Copy each line of the entries that contains the word "region".

=-=-=-=-=

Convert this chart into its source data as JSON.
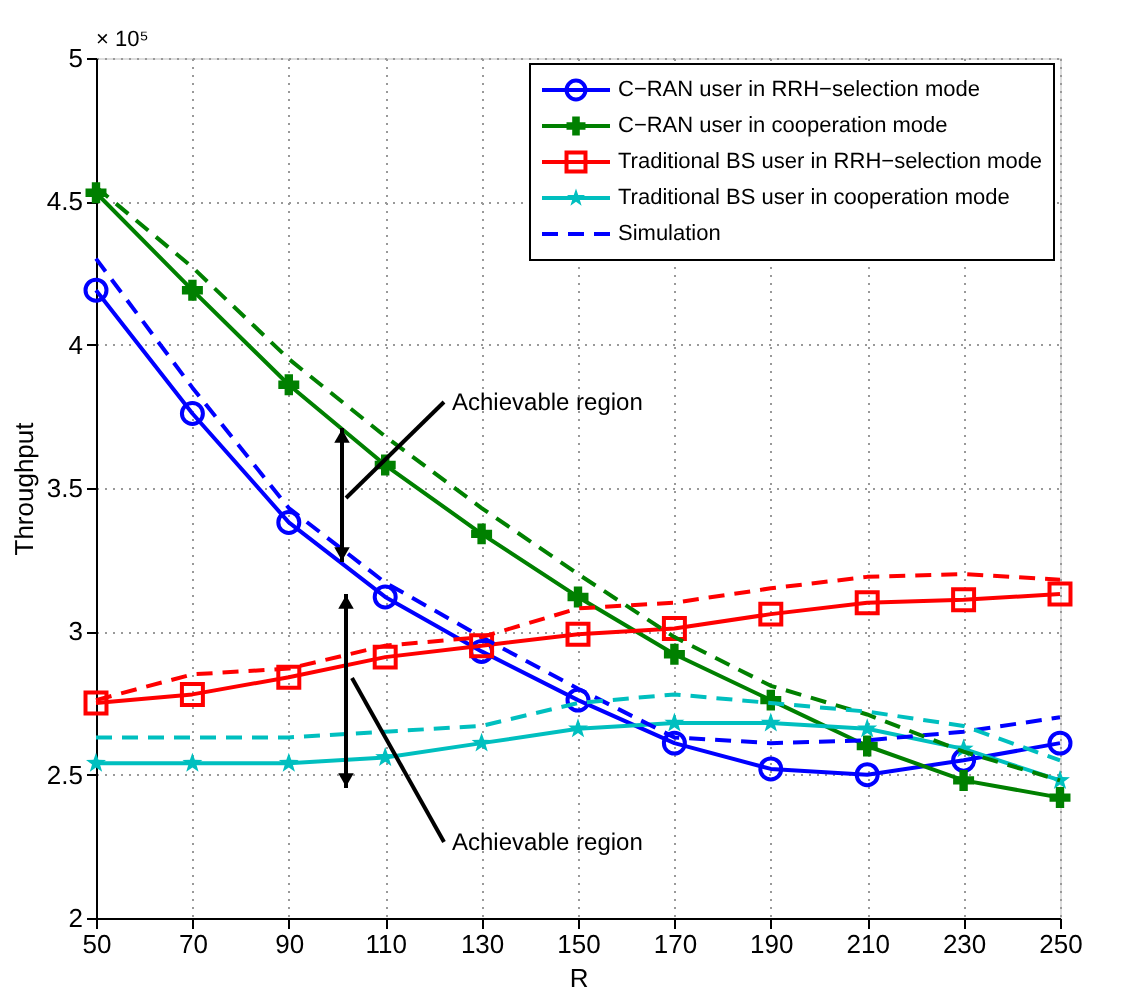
{
  "chart_data": {
    "type": "line",
    "xlabel": "R",
    "ylabel": "Throughput",
    "x": [
      50,
      70,
      90,
      110,
      130,
      150,
      170,
      190,
      210,
      230,
      250
    ],
    "xlim": [
      50,
      250
    ],
    "xticks": [
      50,
      70,
      90,
      110,
      130,
      150,
      170,
      190,
      210,
      230,
      250
    ],
    "ylim": [
      2,
      5
    ],
    "yticks": [
      2,
      2.5,
      3,
      3.5,
      4,
      4.5,
      5
    ],
    "grid": true,
    "legend": "top right",
    "series": [
      {
        "name": "C−RAN user in RRH−selection mode",
        "color": "#0000ff",
        "marker": "circle",
        "line_style": "solid",
        "values": [
          4.19,
          3.76,
          3.38,
          3.12,
          2.93,
          2.76,
          2.61,
          2.52,
          2.5,
          2.55,
          2.61
        ]
      },
      {
        "name": "C−RAN user in cooperation mode",
        "color": "#008000",
        "marker": "cross",
        "line_style": "solid",
        "values": [
          4.53,
          4.19,
          3.86,
          3.58,
          3.34,
          3.12,
          2.92,
          2.76,
          2.6,
          2.48,
          2.42
        ]
      },
      {
        "name": "Traditional BS user in RRH−selection mode",
        "color": "#ff0000",
        "marker": "square",
        "line_style": "solid",
        "values": [
          2.75,
          2.78,
          2.84,
          2.91,
          2.95,
          2.99,
          3.01,
          3.06,
          3.1,
          3.11,
          3.13
        ]
      },
      {
        "name": "Traditional BS user in cooperation mode",
        "color": "#00bfbf",
        "marker": "star",
        "line_style": "solid",
        "values": [
          2.54,
          2.54,
          2.54,
          2.56,
          2.61,
          2.66,
          2.68,
          2.68,
          2.66,
          2.59,
          2.48
        ]
      },
      {
        "name": "Simulation",
        "color": "#0000ff",
        "marker": "none",
        "line_style": "dashed",
        "values": [
          4.3,
          3.85,
          3.43,
          3.17,
          2.98,
          2.8,
          2.63,
          2.61,
          2.62,
          2.65,
          2.7
        ]
      },
      {
        "color": "#008000",
        "marker": "none",
        "line_style": "dashed",
        "values": [
          4.55,
          4.27,
          3.95,
          3.68,
          3.43,
          3.2,
          2.98,
          2.81,
          2.71,
          2.58,
          2.48
        ]
      },
      {
        "color": "#ff0000",
        "marker": "none",
        "line_style": "dashed",
        "values": [
          2.76,
          2.85,
          2.87,
          2.95,
          2.98,
          3.08,
          3.1,
          3.15,
          3.19,
          3.2,
          3.18
        ]
      },
      {
        "color": "#00bfbf",
        "marker": "none",
        "line_style": "dashed",
        "values": [
          2.63,
          2.63,
          2.63,
          2.65,
          2.67,
          2.75,
          2.78,
          2.75,
          2.72,
          2.67,
          2.55
        ]
      }
    ],
    "annotations": [
      "× 10⁵",
      "Achievable region",
      "Achievable region"
    ]
  }
}
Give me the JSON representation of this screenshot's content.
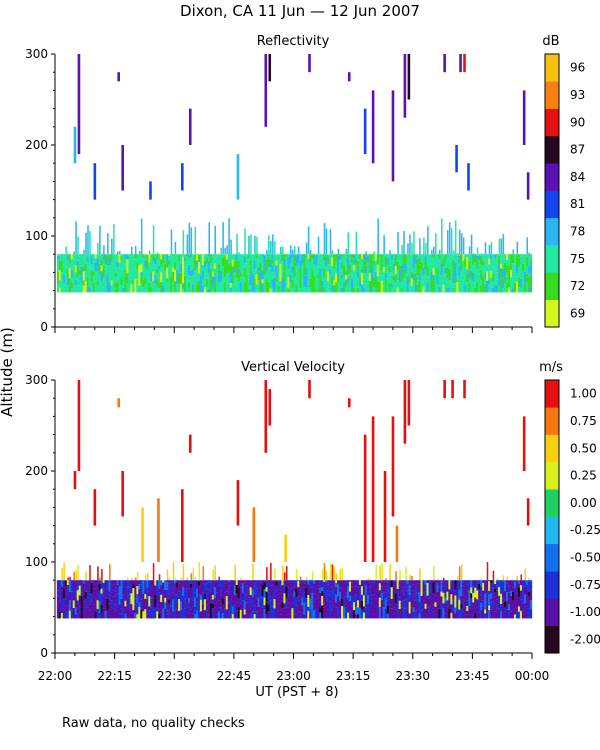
{
  "figure": {
    "title": "Dixon, CA 11 Jun — 12 Jun 2007",
    "shared_ylabel": "Altitude (m)",
    "xlabel": "UT  (PST + 8)",
    "footnote": "Raw data, no quality checks"
  },
  "chart_data": [
    {
      "type": "heatmap",
      "title": "Reflectivity",
      "xlabel": "UT  (PST + 8)",
      "ylabel": "Altitude (m)",
      "xlim": [
        0,
        120
      ],
      "x_unit": "minutes after 22:00 UT",
      "x_ticks": [
        0,
        15,
        30,
        45,
        60,
        75,
        90,
        105,
        120
      ],
      "x_tick_labels": [
        "22:00",
        "22:15",
        "22:30",
        "22:45",
        "23:00",
        "23:15",
        "23:30",
        "23:45",
        "00:00"
      ],
      "ylim": [
        0,
        300
      ],
      "y_ticks": [
        0,
        100,
        200,
        300
      ],
      "y_tick_labels": [
        "0",
        "100",
        "200",
        "300"
      ],
      "colorbar": {
        "unit": "dB",
        "tick_labels": [
          "69",
          "72",
          "75",
          "78",
          "81",
          "84",
          "87",
          "90",
          "93",
          "96"
        ],
        "colors": [
          "#d4f51d",
          "#36dc22",
          "#24e8a2",
          "#2ab6f2",
          "#1244f0",
          "#5a12b4",
          "#260724",
          "#e41010",
          "#f88010",
          "#f8c012"
        ]
      },
      "echo_layer": {
        "base_m": 38,
        "top_m": 80,
        "typical_dB": [
          72,
          78
        ]
      },
      "plume_top_m": 120,
      "columns": [
        {
          "t": 6,
          "from": 190,
          "to": 300,
          "dB": 85
        },
        {
          "t": 5,
          "from": 180,
          "to": 220,
          "dB": 78
        },
        {
          "t": 10,
          "from": 140,
          "to": 180,
          "dB": 81
        },
        {
          "t": 16,
          "from": 270,
          "to": 280,
          "dB": 85
        },
        {
          "t": 17,
          "from": 150,
          "to": 200,
          "dB": 84
        },
        {
          "t": 24,
          "from": 140,
          "to": 160,
          "dB": 81
        },
        {
          "t": 32,
          "from": 150,
          "to": 180,
          "dB": 81
        },
        {
          "t": 34,
          "from": 200,
          "to": 240,
          "dB": 84
        },
        {
          "t": 46,
          "from": 140,
          "to": 190,
          "dB": 78
        },
        {
          "t": 53,
          "from": 220,
          "to": 300,
          "dB": 85
        },
        {
          "t": 54,
          "from": 270,
          "to": 300,
          "dB": 87
        },
        {
          "t": 64,
          "from": 280,
          "to": 300,
          "dB": 85
        },
        {
          "t": 74,
          "from": 270,
          "to": 280,
          "dB": 85
        },
        {
          "t": 78,
          "from": 190,
          "to": 240,
          "dB": 81
        },
        {
          "t": 80,
          "from": 180,
          "to": 260,
          "dB": 84
        },
        {
          "t": 85,
          "from": 160,
          "to": 260,
          "dB": 84
        },
        {
          "t": 88,
          "from": 230,
          "to": 300,
          "dB": 85
        },
        {
          "t": 89,
          "from": 250,
          "to": 300,
          "dB": 87
        },
        {
          "t": 98,
          "from": 280,
          "to": 300,
          "dB": 85
        },
        {
          "t": 102,
          "from": 280,
          "to": 300,
          "dB": 84
        },
        {
          "t": 103,
          "from": 280,
          "to": 300,
          "dB": 90
        },
        {
          "t": 101,
          "from": 170,
          "to": 200,
          "dB": 81
        },
        {
          "t": 104,
          "from": 150,
          "to": 180,
          "dB": 81
        },
        {
          "t": 118,
          "from": 200,
          "to": 260,
          "dB": 84
        },
        {
          "t": 119,
          "from": 140,
          "to": 170,
          "dB": 84
        }
      ]
    },
    {
      "type": "heatmap",
      "title": "Vertical Velocity",
      "xlabel": "UT  (PST + 8)",
      "ylabel": "Altitude (m)",
      "xlim": [
        0,
        120
      ],
      "x_unit": "minutes after 22:00 UT",
      "x_ticks": [
        0,
        15,
        30,
        45,
        60,
        75,
        90,
        105,
        120
      ],
      "x_tick_labels": [
        "22:00",
        "22:15",
        "22:30",
        "22:45",
        "23:00",
        "23:15",
        "23:30",
        "23:45",
        "00:00"
      ],
      "ylim": [
        0,
        300
      ],
      "y_ticks": [
        0,
        100,
        200,
        300
      ],
      "y_tick_labels": [
        "0",
        "100",
        "200",
        "300"
      ],
      "colorbar": {
        "unit": "m/s",
        "tick_labels": [
          "-2.00",
          "-1.00",
          "-0.75",
          "-0.50",
          "-0.25",
          "0.00",
          "0.25",
          "0.50",
          "0.75",
          "1.00"
        ],
        "colors": [
          "#26071e",
          "#5a10a6",
          "#2030d8",
          "#1070f0",
          "#20b8f0",
          "#20d060",
          "#d8f020",
          "#f8d010",
          "#f87810",
          "#e41010"
        ]
      },
      "echo_layer": {
        "base_m": 38,
        "top_m": 80,
        "typical_mps": [
          -1.0,
          -0.5
        ]
      },
      "plume_top_m": 100,
      "columns": [
        {
          "t": 6,
          "from": 200,
          "to": 300,
          "mps": 1.0
        },
        {
          "t": 5,
          "from": 180,
          "to": 200,
          "mps": 1.0
        },
        {
          "t": 10,
          "from": 140,
          "to": 180,
          "mps": 1.0
        },
        {
          "t": 17,
          "from": 150,
          "to": 200,
          "mps": 1.0
        },
        {
          "t": 16,
          "from": 270,
          "to": 280,
          "mps": 0.75
        },
        {
          "t": 22,
          "from": 100,
          "to": 160,
          "mps": 0.5
        },
        {
          "t": 26,
          "from": 100,
          "to": 170,
          "mps": 0.75
        },
        {
          "t": 32,
          "from": 100,
          "to": 180,
          "mps": 1.0
        },
        {
          "t": 34,
          "from": 220,
          "to": 240,
          "mps": 1.0
        },
        {
          "t": 46,
          "from": 140,
          "to": 190,
          "mps": 1.0
        },
        {
          "t": 50,
          "from": 100,
          "to": 160,
          "mps": 0.75
        },
        {
          "t": 53,
          "from": 220,
          "to": 300,
          "mps": 1.0
        },
        {
          "t": 54,
          "from": 250,
          "to": 290,
          "mps": 1.0
        },
        {
          "t": 58,
          "from": 100,
          "to": 130,
          "mps": 0.5
        },
        {
          "t": 64,
          "from": 280,
          "to": 300,
          "mps": 1.0
        },
        {
          "t": 74,
          "from": 270,
          "to": 280,
          "mps": 1.0
        },
        {
          "t": 78,
          "from": 100,
          "to": 240,
          "mps": 1.0
        },
        {
          "t": 80,
          "from": 100,
          "to": 260,
          "mps": 1.0
        },
        {
          "t": 83,
          "from": 100,
          "to": 200,
          "mps": 1.0
        },
        {
          "t": 85,
          "from": 150,
          "to": 260,
          "mps": 1.0
        },
        {
          "t": 86,
          "from": 100,
          "to": 140,
          "mps": 0.75
        },
        {
          "t": 88,
          "from": 230,
          "to": 300,
          "mps": 1.0
        },
        {
          "t": 89,
          "from": 250,
          "to": 300,
          "mps": 1.0
        },
        {
          "t": 98,
          "from": 280,
          "to": 300,
          "mps": 1.0
        },
        {
          "t": 100,
          "from": 280,
          "to": 300,
          "mps": 1.0
        },
        {
          "t": 103,
          "from": 280,
          "to": 300,
          "mps": 1.0
        },
        {
          "t": 118,
          "from": 200,
          "to": 260,
          "mps": 1.0
        },
        {
          "t": 119,
          "from": 140,
          "to": 170,
          "mps": 1.0
        }
      ]
    }
  ]
}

=-=-=-=-=

» **ANSWER TO THE PROBLEM**:
      "Achievable region",
      "Achievable region"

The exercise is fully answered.